What the task asks: Pick out each line of the records in which the word "start" appears.

□ □ □

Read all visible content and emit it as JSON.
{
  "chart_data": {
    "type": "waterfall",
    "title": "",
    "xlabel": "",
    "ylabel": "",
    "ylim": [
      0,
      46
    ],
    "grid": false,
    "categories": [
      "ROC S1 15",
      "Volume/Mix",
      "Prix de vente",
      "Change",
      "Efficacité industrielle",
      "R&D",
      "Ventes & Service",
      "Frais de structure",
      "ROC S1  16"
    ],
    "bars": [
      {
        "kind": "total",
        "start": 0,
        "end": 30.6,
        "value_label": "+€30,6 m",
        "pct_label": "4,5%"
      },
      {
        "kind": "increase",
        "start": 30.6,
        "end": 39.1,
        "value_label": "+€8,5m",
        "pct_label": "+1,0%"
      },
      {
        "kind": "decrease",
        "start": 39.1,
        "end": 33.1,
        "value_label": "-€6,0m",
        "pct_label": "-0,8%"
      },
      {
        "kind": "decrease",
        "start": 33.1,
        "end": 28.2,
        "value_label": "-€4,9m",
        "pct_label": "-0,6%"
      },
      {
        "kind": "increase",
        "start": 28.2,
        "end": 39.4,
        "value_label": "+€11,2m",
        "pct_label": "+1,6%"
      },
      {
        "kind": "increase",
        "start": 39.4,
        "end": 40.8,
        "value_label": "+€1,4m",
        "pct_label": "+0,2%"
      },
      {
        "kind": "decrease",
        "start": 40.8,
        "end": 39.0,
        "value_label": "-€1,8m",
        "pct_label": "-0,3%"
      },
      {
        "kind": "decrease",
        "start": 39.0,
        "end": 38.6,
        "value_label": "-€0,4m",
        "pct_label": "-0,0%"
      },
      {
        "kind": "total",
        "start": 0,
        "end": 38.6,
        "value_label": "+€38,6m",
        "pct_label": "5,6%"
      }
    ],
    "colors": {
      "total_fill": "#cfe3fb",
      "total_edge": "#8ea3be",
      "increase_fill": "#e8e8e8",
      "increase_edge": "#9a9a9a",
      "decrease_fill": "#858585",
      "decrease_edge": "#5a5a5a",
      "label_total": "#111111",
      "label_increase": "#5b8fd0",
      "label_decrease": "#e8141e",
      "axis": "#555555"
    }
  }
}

□ □ □

Written response:
        "start": 0,
        "start": 30.6,
        "start": 39.1,
        "start": 33.1,
        "start": 28.2,
        "start": 39.4,
        "start": 40.8,
        "start": 39.0,
        "start": 0,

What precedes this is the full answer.